== Entries ==
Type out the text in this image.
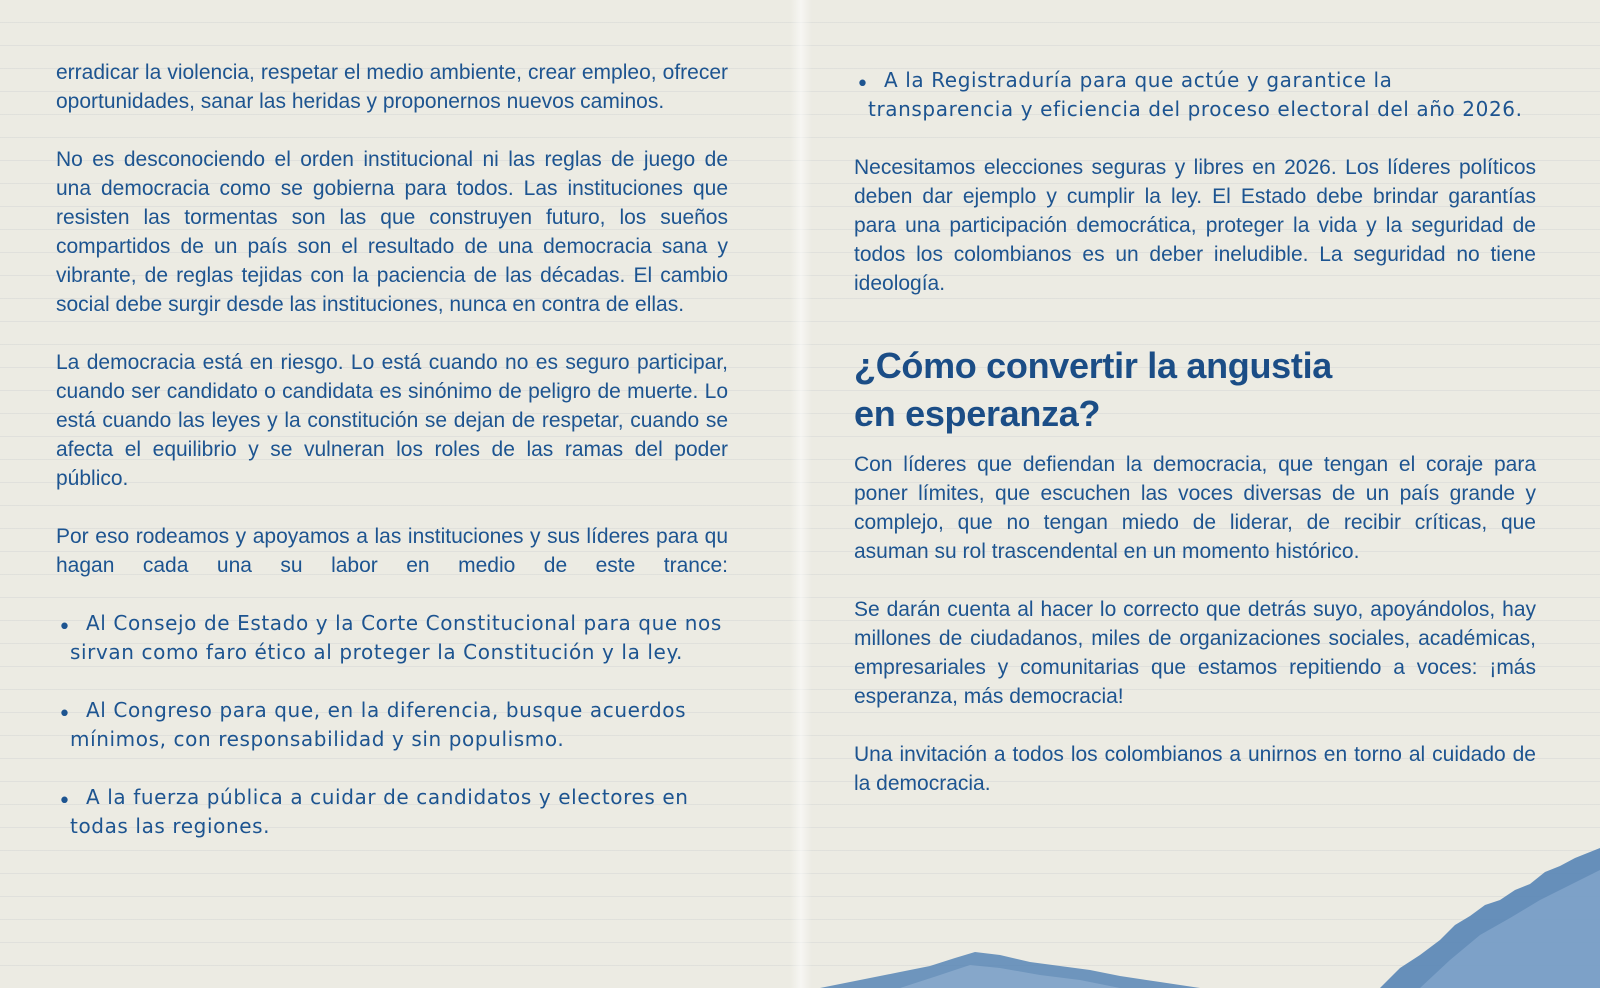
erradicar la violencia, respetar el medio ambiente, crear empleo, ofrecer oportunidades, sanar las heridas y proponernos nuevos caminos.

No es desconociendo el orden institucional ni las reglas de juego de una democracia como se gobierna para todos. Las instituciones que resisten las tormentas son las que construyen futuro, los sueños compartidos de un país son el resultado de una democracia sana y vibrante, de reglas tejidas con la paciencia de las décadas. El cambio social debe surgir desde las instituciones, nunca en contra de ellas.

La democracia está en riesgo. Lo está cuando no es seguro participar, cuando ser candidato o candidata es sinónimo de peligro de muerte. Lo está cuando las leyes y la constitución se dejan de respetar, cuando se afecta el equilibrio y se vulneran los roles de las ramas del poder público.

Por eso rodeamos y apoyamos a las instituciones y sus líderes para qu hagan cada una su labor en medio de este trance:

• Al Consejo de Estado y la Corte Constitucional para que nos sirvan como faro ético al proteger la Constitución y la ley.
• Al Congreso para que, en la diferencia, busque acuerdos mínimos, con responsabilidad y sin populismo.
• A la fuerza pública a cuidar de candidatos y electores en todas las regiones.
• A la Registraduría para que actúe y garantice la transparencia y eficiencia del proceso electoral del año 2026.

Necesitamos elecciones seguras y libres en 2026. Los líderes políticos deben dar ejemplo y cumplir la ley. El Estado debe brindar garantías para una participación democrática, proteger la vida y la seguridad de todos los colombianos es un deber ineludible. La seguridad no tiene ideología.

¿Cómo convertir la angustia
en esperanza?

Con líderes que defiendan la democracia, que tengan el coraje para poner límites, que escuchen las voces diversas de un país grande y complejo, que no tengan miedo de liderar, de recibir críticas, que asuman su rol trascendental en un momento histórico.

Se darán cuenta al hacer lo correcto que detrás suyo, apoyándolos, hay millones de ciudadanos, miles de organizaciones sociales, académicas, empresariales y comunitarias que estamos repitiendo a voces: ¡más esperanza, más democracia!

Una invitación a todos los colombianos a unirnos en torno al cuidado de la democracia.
===
== Entries ==
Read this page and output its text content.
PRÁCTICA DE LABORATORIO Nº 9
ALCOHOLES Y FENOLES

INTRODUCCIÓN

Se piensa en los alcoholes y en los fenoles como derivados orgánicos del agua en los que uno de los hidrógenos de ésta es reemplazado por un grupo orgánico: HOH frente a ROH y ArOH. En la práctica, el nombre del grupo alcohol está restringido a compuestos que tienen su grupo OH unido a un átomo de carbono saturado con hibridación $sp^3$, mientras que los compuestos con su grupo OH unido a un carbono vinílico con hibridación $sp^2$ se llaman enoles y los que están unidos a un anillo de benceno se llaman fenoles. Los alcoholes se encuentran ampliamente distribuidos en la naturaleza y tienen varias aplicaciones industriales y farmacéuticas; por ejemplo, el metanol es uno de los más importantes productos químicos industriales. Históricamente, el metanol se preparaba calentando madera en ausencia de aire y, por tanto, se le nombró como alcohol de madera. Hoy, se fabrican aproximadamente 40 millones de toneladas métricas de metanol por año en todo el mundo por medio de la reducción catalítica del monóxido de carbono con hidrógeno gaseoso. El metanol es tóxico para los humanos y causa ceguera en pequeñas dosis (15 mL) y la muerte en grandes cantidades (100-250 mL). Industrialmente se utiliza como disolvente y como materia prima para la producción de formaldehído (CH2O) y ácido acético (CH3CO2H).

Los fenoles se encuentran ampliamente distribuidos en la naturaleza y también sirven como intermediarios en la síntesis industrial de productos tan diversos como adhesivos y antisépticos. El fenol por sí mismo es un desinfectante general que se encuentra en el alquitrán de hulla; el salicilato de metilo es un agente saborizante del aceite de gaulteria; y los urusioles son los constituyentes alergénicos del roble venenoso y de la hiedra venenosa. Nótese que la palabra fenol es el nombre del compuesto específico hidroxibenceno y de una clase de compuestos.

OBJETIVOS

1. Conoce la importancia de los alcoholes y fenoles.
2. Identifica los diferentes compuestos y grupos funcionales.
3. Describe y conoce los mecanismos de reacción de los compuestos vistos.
===
== Entries ==
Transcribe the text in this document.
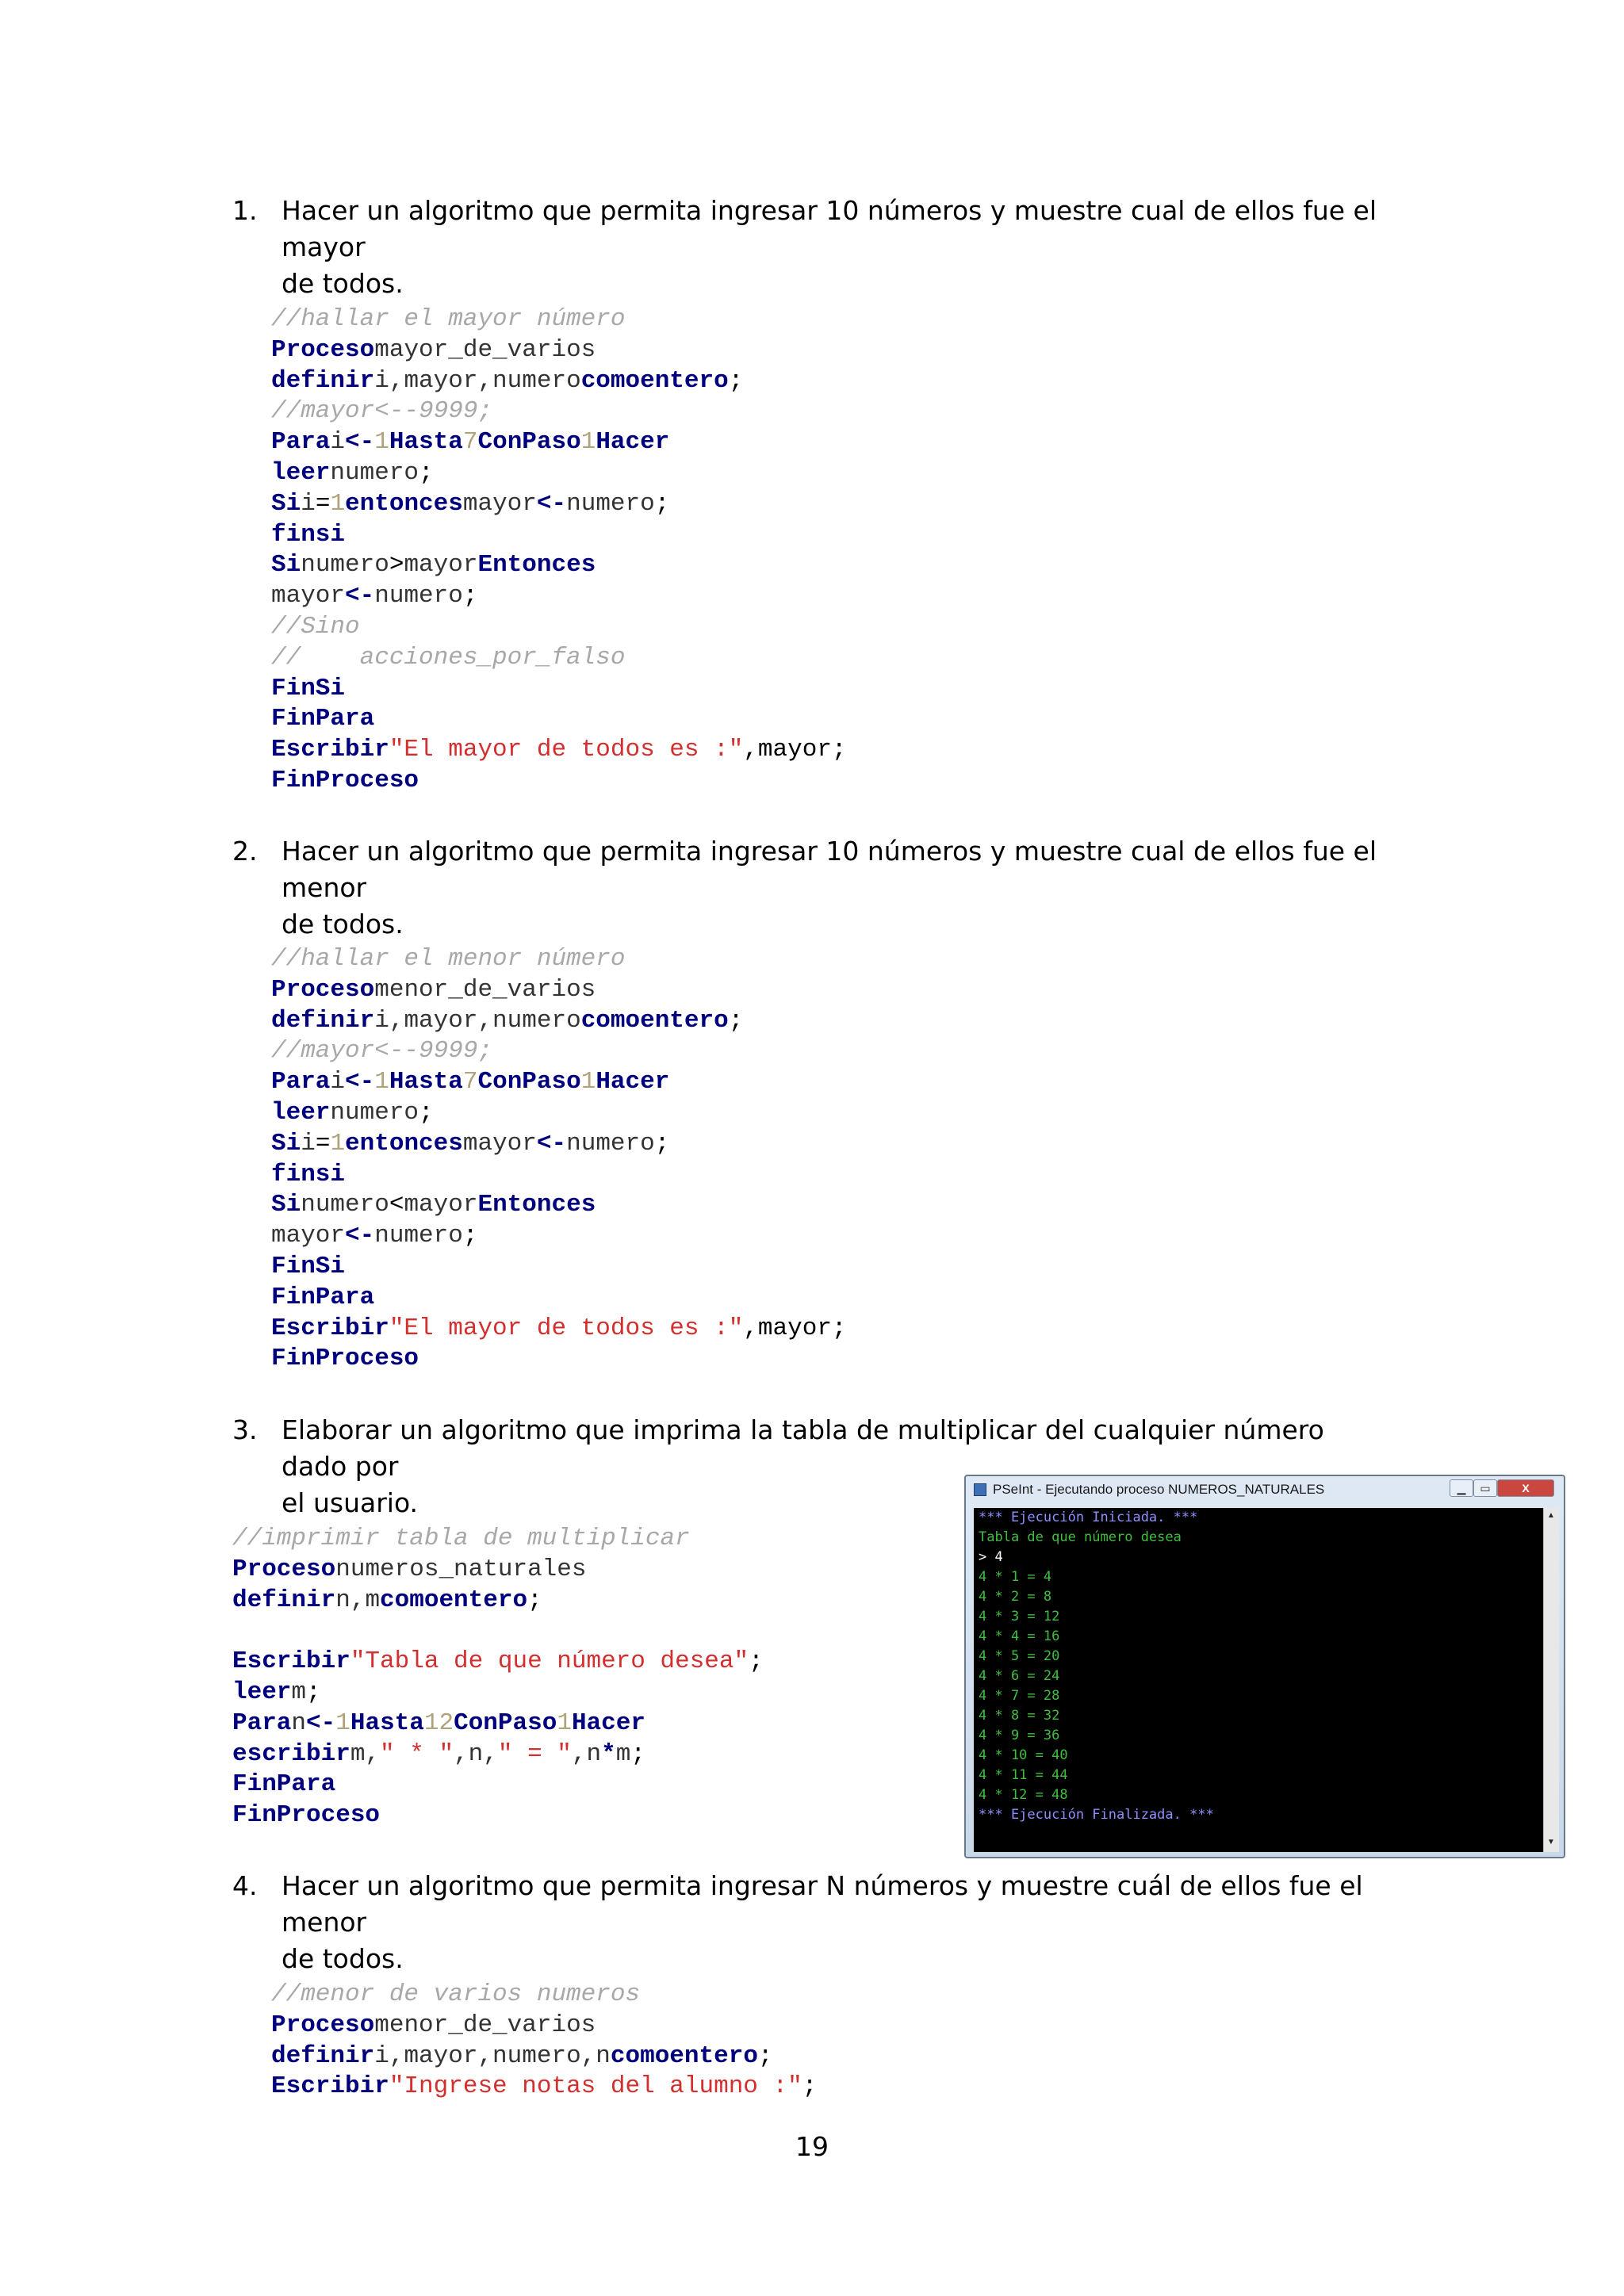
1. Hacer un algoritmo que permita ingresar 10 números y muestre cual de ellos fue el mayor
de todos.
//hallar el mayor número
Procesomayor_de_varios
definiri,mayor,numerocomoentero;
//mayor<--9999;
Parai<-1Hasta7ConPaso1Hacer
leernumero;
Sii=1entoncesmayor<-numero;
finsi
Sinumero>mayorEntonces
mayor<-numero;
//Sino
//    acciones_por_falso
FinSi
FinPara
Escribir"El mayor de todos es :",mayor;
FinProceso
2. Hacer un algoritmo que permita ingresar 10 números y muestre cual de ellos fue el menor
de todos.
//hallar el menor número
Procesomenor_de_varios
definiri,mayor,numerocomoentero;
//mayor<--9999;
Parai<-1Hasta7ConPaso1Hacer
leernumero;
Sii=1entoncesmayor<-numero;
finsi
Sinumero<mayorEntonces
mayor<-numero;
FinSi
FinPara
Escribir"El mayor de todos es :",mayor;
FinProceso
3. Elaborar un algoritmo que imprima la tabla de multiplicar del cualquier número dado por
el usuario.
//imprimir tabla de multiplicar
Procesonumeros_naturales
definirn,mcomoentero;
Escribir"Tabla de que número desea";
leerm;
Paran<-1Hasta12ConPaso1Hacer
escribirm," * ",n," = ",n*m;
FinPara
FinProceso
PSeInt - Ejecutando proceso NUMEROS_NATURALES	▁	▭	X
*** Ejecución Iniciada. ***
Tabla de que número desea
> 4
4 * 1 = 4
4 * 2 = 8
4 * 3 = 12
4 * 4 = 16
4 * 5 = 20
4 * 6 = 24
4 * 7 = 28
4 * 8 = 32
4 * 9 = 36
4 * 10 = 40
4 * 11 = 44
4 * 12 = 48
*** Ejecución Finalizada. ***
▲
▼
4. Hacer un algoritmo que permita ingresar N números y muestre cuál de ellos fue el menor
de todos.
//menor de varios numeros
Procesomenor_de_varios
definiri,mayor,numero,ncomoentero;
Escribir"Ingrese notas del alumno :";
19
===
▶ **Written task**:
Which lines in the data above contain "multiplicar"? Show each one.

▶ **Task answer**:
3. Elaborar un algoritmo que imprima la tabla de multiplicar del cualquier número dado por
//imprimir tabla de multiplicar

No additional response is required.